### DATA LINES

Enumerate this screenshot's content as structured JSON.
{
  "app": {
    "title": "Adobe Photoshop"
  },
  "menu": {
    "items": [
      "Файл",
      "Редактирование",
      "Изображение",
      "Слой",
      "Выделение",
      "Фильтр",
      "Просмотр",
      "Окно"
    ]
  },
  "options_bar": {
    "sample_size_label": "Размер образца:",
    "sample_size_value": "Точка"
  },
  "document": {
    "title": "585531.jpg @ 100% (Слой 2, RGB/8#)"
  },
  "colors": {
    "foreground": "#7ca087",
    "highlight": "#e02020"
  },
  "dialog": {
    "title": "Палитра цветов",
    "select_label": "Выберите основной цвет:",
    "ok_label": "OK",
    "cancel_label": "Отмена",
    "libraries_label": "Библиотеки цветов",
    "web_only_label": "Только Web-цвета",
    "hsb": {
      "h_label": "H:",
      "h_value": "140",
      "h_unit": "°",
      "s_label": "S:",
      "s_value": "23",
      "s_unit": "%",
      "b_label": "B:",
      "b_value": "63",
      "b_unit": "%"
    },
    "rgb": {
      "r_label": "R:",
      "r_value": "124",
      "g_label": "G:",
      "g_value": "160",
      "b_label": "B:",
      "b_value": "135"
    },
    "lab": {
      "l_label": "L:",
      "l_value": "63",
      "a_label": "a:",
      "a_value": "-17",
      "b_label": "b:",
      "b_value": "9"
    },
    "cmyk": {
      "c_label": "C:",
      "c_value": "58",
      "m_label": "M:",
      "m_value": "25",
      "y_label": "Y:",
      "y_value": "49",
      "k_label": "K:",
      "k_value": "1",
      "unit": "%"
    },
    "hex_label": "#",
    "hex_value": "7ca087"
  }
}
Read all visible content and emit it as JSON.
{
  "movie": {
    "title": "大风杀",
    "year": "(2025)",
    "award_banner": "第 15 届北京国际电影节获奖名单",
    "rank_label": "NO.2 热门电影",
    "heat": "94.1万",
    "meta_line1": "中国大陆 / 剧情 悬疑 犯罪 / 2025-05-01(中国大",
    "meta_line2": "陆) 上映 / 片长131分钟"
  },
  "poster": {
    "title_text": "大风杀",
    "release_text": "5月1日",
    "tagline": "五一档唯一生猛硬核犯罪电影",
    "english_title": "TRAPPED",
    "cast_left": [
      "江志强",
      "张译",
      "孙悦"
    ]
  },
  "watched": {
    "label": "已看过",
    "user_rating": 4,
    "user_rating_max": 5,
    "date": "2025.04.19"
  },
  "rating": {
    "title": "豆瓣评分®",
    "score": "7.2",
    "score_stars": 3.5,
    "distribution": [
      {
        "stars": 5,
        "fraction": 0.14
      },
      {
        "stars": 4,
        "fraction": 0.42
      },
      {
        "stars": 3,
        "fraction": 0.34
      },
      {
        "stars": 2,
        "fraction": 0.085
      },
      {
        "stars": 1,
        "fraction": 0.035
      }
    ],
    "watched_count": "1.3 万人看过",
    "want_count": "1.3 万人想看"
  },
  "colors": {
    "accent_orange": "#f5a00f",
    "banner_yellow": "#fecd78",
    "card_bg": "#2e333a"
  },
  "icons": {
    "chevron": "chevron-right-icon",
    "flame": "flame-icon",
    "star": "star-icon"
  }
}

### YOUR INSTRUCTIONS
How many lines in the data contain the string "fraction"? Respond with the number only.

### RESPONSE TO THE EXERCISE
5